Task description
Your reply should be one number: the count of lines holding the word "text".

Given entries
━━━━━━━━
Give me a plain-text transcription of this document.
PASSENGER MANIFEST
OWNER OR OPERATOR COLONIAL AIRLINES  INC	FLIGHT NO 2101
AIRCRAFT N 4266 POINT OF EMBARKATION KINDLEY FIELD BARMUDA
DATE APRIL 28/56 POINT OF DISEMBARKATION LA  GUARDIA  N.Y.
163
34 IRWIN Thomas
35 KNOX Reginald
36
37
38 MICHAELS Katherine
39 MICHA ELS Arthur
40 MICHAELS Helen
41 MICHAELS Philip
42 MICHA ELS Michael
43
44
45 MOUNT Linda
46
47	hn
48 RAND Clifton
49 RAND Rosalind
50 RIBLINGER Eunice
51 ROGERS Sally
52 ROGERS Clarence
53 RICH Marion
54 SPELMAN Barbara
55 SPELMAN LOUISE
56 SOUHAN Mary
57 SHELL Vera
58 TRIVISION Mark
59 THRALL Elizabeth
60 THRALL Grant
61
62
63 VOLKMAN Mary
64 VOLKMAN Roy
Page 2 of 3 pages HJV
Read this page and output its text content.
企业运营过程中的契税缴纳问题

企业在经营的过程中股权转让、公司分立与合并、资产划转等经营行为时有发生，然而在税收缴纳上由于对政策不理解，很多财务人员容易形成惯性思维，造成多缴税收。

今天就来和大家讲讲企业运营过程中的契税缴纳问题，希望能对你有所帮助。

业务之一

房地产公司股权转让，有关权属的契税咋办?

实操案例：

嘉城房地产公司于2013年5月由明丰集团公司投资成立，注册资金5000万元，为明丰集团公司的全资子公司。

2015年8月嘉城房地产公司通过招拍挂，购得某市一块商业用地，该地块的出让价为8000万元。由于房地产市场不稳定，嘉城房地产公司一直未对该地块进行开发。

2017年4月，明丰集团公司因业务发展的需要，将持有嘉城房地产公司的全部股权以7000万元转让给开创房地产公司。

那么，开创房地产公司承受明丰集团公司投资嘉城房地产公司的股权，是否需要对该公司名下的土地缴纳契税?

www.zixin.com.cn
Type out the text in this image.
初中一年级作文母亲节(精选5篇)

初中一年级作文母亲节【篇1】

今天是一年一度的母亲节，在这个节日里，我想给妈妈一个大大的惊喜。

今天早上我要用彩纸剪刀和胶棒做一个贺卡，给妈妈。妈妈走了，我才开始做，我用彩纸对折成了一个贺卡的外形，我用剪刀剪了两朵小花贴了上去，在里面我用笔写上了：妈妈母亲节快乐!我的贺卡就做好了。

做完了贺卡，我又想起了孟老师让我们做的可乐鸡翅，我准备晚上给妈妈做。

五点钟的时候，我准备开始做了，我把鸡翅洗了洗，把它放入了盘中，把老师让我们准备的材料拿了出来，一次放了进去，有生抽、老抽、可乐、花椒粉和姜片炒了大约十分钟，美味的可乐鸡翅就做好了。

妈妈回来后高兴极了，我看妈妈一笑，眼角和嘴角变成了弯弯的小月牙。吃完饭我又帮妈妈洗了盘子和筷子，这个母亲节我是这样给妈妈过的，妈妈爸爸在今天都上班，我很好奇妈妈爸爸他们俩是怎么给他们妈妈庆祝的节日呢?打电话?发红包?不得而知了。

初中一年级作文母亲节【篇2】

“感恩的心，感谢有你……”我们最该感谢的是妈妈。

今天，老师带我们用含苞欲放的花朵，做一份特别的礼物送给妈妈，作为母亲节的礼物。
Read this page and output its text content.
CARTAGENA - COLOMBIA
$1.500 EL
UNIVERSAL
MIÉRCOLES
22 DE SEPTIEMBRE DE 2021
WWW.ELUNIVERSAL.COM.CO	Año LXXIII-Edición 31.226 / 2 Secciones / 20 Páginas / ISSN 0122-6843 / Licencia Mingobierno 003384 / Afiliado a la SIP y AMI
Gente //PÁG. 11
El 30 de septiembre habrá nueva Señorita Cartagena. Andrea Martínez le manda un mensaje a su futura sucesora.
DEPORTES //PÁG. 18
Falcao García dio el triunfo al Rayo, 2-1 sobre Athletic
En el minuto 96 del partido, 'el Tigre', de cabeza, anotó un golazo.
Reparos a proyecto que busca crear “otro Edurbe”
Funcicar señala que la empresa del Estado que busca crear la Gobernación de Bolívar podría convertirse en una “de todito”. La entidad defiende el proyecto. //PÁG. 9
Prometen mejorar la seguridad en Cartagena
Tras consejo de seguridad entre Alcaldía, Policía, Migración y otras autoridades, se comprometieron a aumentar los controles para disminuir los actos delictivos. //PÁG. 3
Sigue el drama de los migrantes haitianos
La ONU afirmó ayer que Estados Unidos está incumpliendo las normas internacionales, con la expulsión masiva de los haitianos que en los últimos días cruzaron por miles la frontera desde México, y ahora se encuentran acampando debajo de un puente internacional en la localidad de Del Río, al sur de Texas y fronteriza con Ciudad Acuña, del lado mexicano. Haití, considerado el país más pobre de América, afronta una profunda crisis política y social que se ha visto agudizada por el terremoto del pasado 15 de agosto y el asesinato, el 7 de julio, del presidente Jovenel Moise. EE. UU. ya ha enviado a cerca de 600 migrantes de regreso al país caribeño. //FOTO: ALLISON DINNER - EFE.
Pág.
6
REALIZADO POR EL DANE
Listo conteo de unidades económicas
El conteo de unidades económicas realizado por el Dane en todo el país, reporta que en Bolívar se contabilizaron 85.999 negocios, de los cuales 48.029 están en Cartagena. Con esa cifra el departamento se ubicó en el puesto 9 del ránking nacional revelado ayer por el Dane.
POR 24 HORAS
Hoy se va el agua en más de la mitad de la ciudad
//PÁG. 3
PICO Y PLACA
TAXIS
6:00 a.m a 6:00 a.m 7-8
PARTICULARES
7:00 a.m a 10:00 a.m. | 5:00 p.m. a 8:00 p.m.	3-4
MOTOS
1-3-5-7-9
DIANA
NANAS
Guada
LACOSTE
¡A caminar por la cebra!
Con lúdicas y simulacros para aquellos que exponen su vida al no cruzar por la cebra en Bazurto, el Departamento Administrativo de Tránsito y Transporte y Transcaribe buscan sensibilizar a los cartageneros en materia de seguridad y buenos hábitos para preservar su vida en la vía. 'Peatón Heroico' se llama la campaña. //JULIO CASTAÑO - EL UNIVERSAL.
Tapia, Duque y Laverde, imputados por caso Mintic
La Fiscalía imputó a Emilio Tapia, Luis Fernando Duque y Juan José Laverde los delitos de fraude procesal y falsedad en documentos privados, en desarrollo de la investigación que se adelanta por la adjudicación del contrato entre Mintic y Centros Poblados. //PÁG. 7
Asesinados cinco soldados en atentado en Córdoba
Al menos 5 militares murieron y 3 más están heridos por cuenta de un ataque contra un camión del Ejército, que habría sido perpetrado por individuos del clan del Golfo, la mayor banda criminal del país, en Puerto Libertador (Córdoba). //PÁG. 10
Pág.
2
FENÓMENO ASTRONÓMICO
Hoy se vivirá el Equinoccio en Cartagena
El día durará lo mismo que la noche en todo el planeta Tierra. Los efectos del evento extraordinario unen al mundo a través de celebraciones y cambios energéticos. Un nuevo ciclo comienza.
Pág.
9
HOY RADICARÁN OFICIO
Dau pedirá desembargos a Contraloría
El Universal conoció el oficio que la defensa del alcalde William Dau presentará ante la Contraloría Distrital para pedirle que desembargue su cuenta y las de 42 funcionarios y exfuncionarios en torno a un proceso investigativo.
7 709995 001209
━━━━━━━━
Output of the exercise
4